Retype the whole listing verbatim and keep the pictures out of it.

Figure collection entries:
◇ ◇ ◇ ◇

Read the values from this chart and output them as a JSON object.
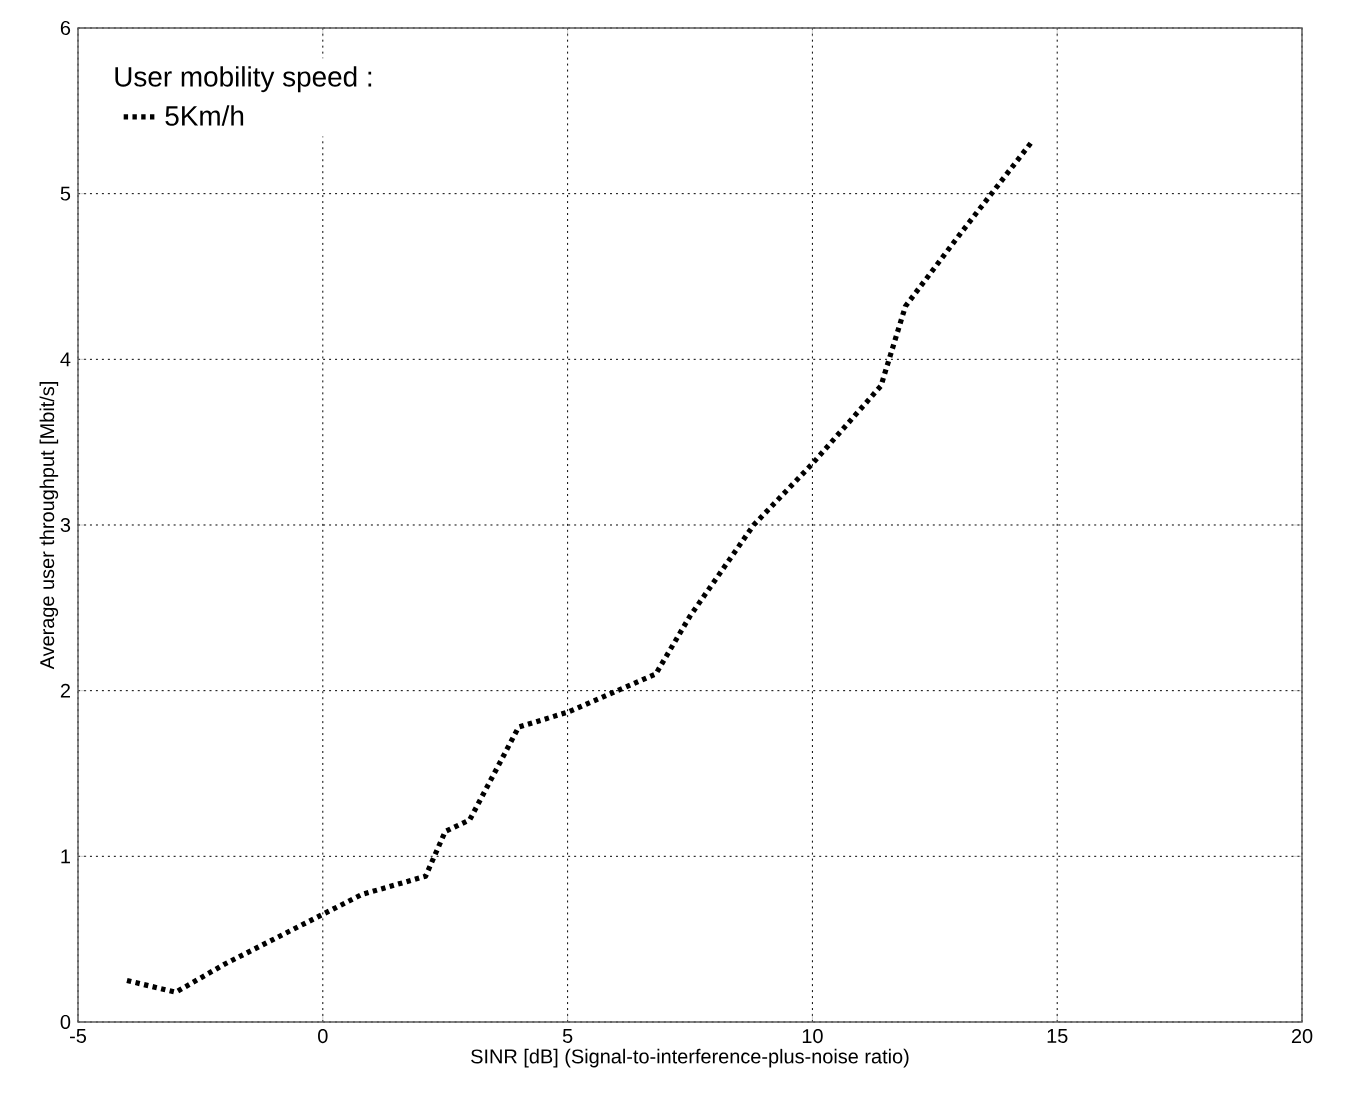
{
  "chart_data": {
    "type": "line",
    "xlabel": "SINR [dB] (Signal-to-interference-plus-noise ratio)",
    "ylabel": "Average user throughput [Mbit/s]",
    "legend_title": "User mobility speed :",
    "x": [
      -4,
      -3,
      -2,
      -1,
      0,
      0.8,
      2.1,
      2.5,
      3,
      3.5,
      4,
      5,
      6.8,
      7.5,
      8.8,
      10,
      11.4,
      11.9,
      13,
      14.5
    ],
    "series": [
      {
        "name": "5Km/h",
        "color": "#000000",
        "values": [
          0.25,
          0.18,
          0.35,
          0.5,
          0.65,
          0.77,
          0.88,
          1.15,
          1.22,
          1.5,
          1.78,
          1.87,
          2.1,
          2.45,
          3.0,
          3.37,
          3.84,
          4.32,
          4.75,
          5.32
        ]
      }
    ],
    "xlim": [
      -5,
      20
    ],
    "ylim": [
      0,
      6
    ],
    "xticks": [
      -5,
      0,
      5,
      10,
      15,
      20
    ],
    "yticks": [
      0,
      1,
      2,
      3,
      4,
      5,
      6
    ],
    "grid": true,
    "legend": "top left",
    "marker": "none",
    "line_style": "dotted"
  }
}
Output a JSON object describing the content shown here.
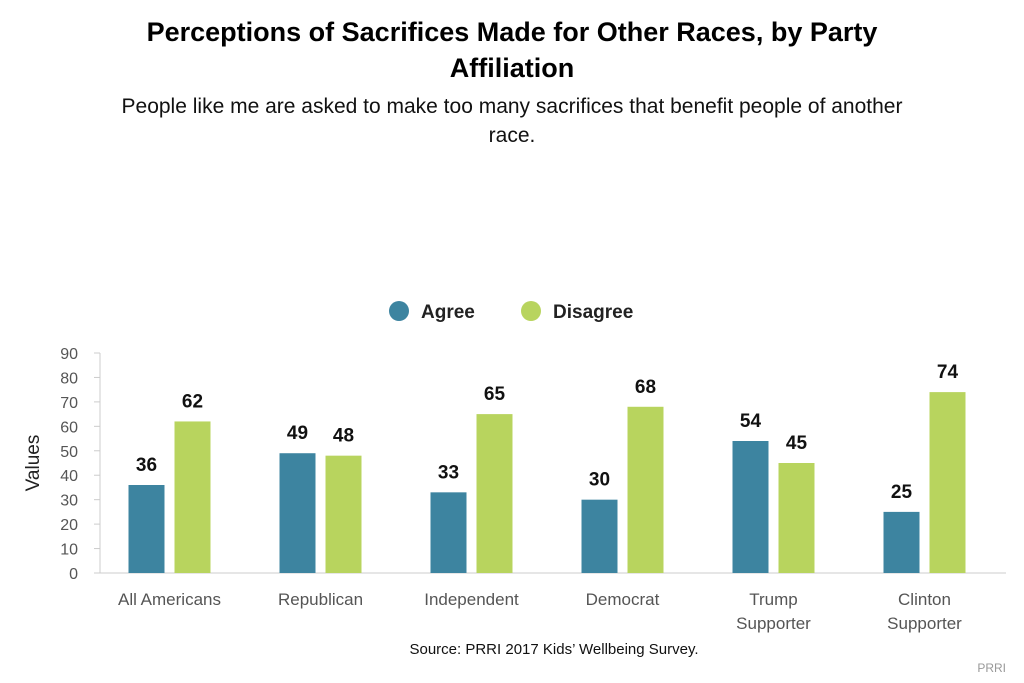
{
  "chart_data": {
    "type": "bar",
    "title_lines": [
      "Perceptions of Sacrifices Made for Other Races, by Party",
      "Affiliation"
    ],
    "subtitle_lines": [
      "People like me are asked to make too many sacrifices that benefit people of another",
      "race."
    ],
    "ylabel": "Values",
    "xlabel": "",
    "ylim": [
      0,
      90
    ],
    "yticks": [
      "0",
      "10",
      "20",
      "30",
      "40",
      "50",
      "60",
      "70",
      "80",
      "90"
    ],
    "categories": [
      [
        "All Americans"
      ],
      [
        "Republican"
      ],
      [
        "Independent"
      ],
      [
        "Democrat"
      ],
      [
        "Trump",
        "Supporter"
      ],
      [
        "Clinton",
        "Supporter"
      ]
    ],
    "series": [
      {
        "name": "Agree",
        "color": "#3d84a0",
        "values": [
          36,
          49,
          33,
          30,
          54,
          25
        ]
      },
      {
        "name": "Disagree",
        "color": "#b8d45e",
        "values": [
          62,
          48,
          65,
          68,
          45,
          74
        ]
      }
    ],
    "legend_position": "top-center",
    "grid": false,
    "source": "Source: PRRI 2017 Kids’ Wellbeing Survey.",
    "credit": "PRRI"
  }
}
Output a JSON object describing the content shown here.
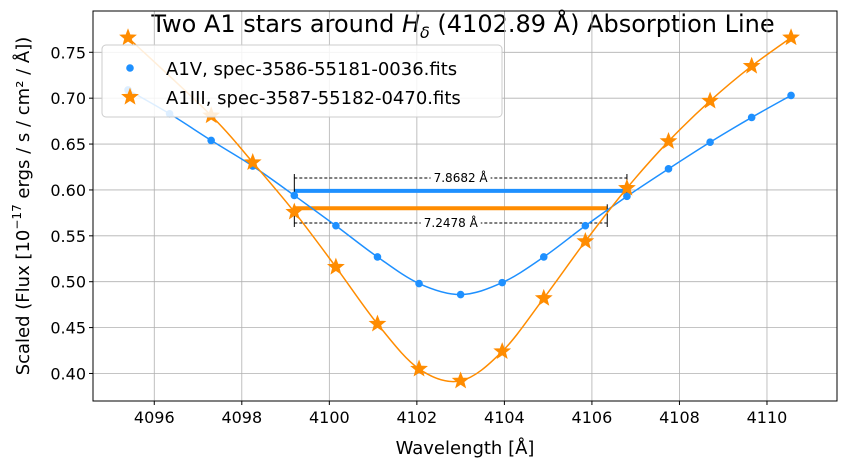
{
  "chart_data": {
    "type": "line",
    "title_prefix": "Two A1 stars around ",
    "title_symbol": "H",
    "title_subscript": "δ",
    "title_suffix": " (4102.89 Å) Absorption Line",
    "xlabel": "Wavelength [Å]",
    "ylabel_prefix": "Scaled (Flux [10",
    "ylabel_exponent": "−17",
    "ylabel_suffix": " ergs / s / cm² / Å])",
    "xlim": [
      4094.6,
      4111.6
    ],
    "ylim": [
      0.37,
      0.795
    ],
    "xticks": [
      4096,
      4098,
      4100,
      4102,
      4104,
      4106,
      4108,
      4110
    ],
    "yticks": [
      0.4,
      0.45,
      0.5,
      0.55,
      0.6,
      0.65,
      0.7,
      0.75
    ],
    "grid": true,
    "legend_position": "top-left",
    "series": [
      {
        "name": "A1V, spec-3586-55181-0036.fits",
        "color": "#1e90ff",
        "marker": "circle",
        "x": [
          4095.4,
          4096.35,
          4097.3,
          4098.25,
          4099.2,
          4100.15,
          4101.1,
          4102.05,
          4103.0,
          4103.95,
          4104.9,
          4105.85,
          4106.8,
          4107.75,
          4108.7,
          4109.65,
          4110.55
        ],
        "y": [
          0.709,
          0.683,
          0.654,
          0.626,
          0.594,
          0.561,
          0.527,
          0.498,
          0.486,
          0.499,
          0.527,
          0.561,
          0.593,
          0.623,
          0.652,
          0.679,
          0.703
        ]
      },
      {
        "name": "A1III, spec-3587-55182-0470.fits",
        "color": "#ff8c00",
        "marker": "star",
        "x": [
          4095.4,
          4097.3,
          4098.25,
          4099.2,
          4100.15,
          4101.1,
          4102.05,
          4103.0,
          4103.95,
          4104.9,
          4105.85,
          4106.8,
          4107.75,
          4108.7,
          4109.65,
          4110.55
        ],
        "y": [
          0.766,
          0.681,
          0.63,
          0.576,
          0.516,
          0.454,
          0.405,
          0.392,
          0.424,
          0.482,
          0.544,
          0.602,
          0.653,
          0.697,
          0.735,
          0.766
        ]
      }
    ],
    "width_markers": [
      {
        "color": "#1e90ff",
        "level": 0.599,
        "x_start": 4099.2,
        "x_end": 4106.8,
        "dim_y": 0.613,
        "label": "7.8682 Å"
      },
      {
        "color": "#ff8c00",
        "level": 0.58,
        "x_start": 4099.2,
        "x_end": 4106.35,
        "dim_y": 0.564,
        "label": "7.2478 Å"
      }
    ]
  }
}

◇ ◇ ◇ ◇

Written response:
Read the values from this chart and output them as a JSON object.
{
  "chart_data": {
    "type": "line",
    "xlabel": "SINR [dB] (Signal-to-interference-plus-noise ratio)",
    "ylabel": "Average user throughput [Mbit/s]",
    "legend_title": "User mobility speed :",
    "x": [
      -4,
      -3,
      -2,
      -1,
      0,
      0.8,
      2.1,
      2.5,
      3,
      3.5,
      4,
      5,
      6.8,
      7.5,
      8.8,
      10,
      11.4,
      11.9,
      13,
      14.5
    ],
    "series": [
      {
        "name": "5Km/h",
        "color": "#000000",
        "values": [
          0.25,
          0.18,
          0.35,
          0.5,
          0.65,
          0.77,
          0.88,
          1.15,
          1.22,
          1.5,
          1.78,
          1.87,
          2.1,
          2.45,
          3.0,
          3.37,
          3.84,
          4.32,
          4.75,
          5.32
        ]
      }
    ],
    "xlim": [
      -5,
      20
    ],
    "ylim": [
      0,
      6
    ],
    "xticks": [
      -5,
      0,
      5,
      10,
      15,
      20
    ],
    "yticks": [
      0,
      1,
      2,
      3,
      4,
      5,
      6
    ],
    "grid": true,
    "legend": "top left",
    "marker": "none",
    "line_style": "dotted"
  }
}
Output a JSON object describing the content shown here.
{
  "chart_data": {
    "type": "bar",
    "title_lines": [
      "Perceptions of Sacrifices Made for Other Races, by Party",
      "Affiliation"
    ],
    "subtitle_lines": [
      "People like me are asked to make too many sacrifices that benefit people of another",
      "race."
    ],
    "ylabel": "Values",
    "xlabel": "",
    "ylim": [
      0,
      90
    ],
    "yticks": [
      "0",
      "10",
      "20",
      "30",
      "40",
      "50",
      "60",
      "70",
      "80",
      "90"
    ],
    "categories": [
      [
        "All Americans"
      ],
      [
        "Republican"
      ],
      [
        "Independent"
      ],
      [
        "Democrat"
      ],
      [
        "Trump",
        "Supporter"
      ],
      [
        "Clinton",
        "Supporter"
      ]
    ],
    "series": [
      {
        "name": "Agree",
        "color": "#3d84a0",
        "values": [
          36,
          49,
          33,
          30,
          54,
          25
        ]
      },
      {
        "name": "Disagree",
        "color": "#b8d45e",
        "values": [
          62,
          48,
          65,
          68,
          45,
          74
        ]
      }
    ],
    "legend_position": "top-center",
    "grid": false,
    "source": "Source: PRRI 2017 Kids’ Wellbeing Survey.",
    "credit": "PRRI"
  }
}
Output a JSON object describing the content shown here.
{
  "chart_data": {
    "type": "line",
    "title_prefix": "Two A1 stars around ",
    "title_symbol": "H",
    "title_subscript": "δ",
    "title_suffix": " (4102.89 Å) Absorption Line",
    "xlabel": "Wavelength [Å]",
    "ylabel_prefix": "Scaled (Flux [10",
    "ylabel_exponent": "−17",
    "ylabel_suffix": " ergs / s / cm² / Å])",
    "xlim": [
      4094.6,
      4111.6
    ],
    "ylim": [
      0.37,
      0.795
    ],
    "xticks": [
      4096,
      4098,
      4100,
      4102,
      4104,
      4106,
      4108,
      4110
    ],
    "yticks": [
      0.4,
      0.45,
      0.5,
      0.55,
      0.6,
      0.65,
      0.7,
      0.75
    ],
    "grid": true,
    "legend_position": "top-left",
    "series": [
      {
        "name": "A1V, spec-3586-55181-0036.fits",
        "color": "#1e90ff",
        "marker": "circle",
        "x": [
          4095.4,
          4096.35,
          4097.3,
          4098.25,
          4099.2,
          4100.15,
          4101.1,
          4102.05,
          4103.0,
          4103.95,
          4104.9,
          4105.85,
          4106.8,
          4107.75,
          4108.7,
          4109.65,
          4110.55
        ],
        "y": [
          0.709,
          0.683,
          0.654,
          0.626,
          0.594,
          0.561,
          0.527,
          0.498,
          0.486,
          0.499,
          0.527,
          0.561,
          0.593,
          0.623,
          0.652,
          0.679,
          0.703
        ]
      },
      {
        "name": "A1III, spec-3587-55182-0470.fits",
        "color": "#ff8c00",
        "marker": "star",
        "x": [
          4095.4,
          4097.3,
          4098.25,
          4099.2,
          4100.15,
          4101.1,
          4102.05,
          4103.0,
          4103.95,
          4104.9,
          4105.85,
          4106.8,
          4107.75,
          4108.7,
          4109.65,
          4110.55
        ],
        "y": [
          0.766,
          0.681,
          0.63,
          0.576,
          0.516,
          0.454,
          0.405,
          0.392,
          0.424,
          0.482,
          0.544,
          0.602,
          0.653,
          0.697,
          0.735,
          0.766
        ]
      }
    ],
    "width_markers": [
      {
        "color": "#1e90ff",
        "level": 0.599,
        "x_start": 4099.2,
        "x_end": 4106.8,
        "dim_y": 0.613,
        "label": "7.8682 Å"
      },
      {
        "color": "#ff8c00",
        "level": 0.58,
        "x_start": 4099.2,
        "x_end": 4106.35,
        "dim_y": 0.564,
        "label": "7.2478 Å"
      }
    ]
  }
}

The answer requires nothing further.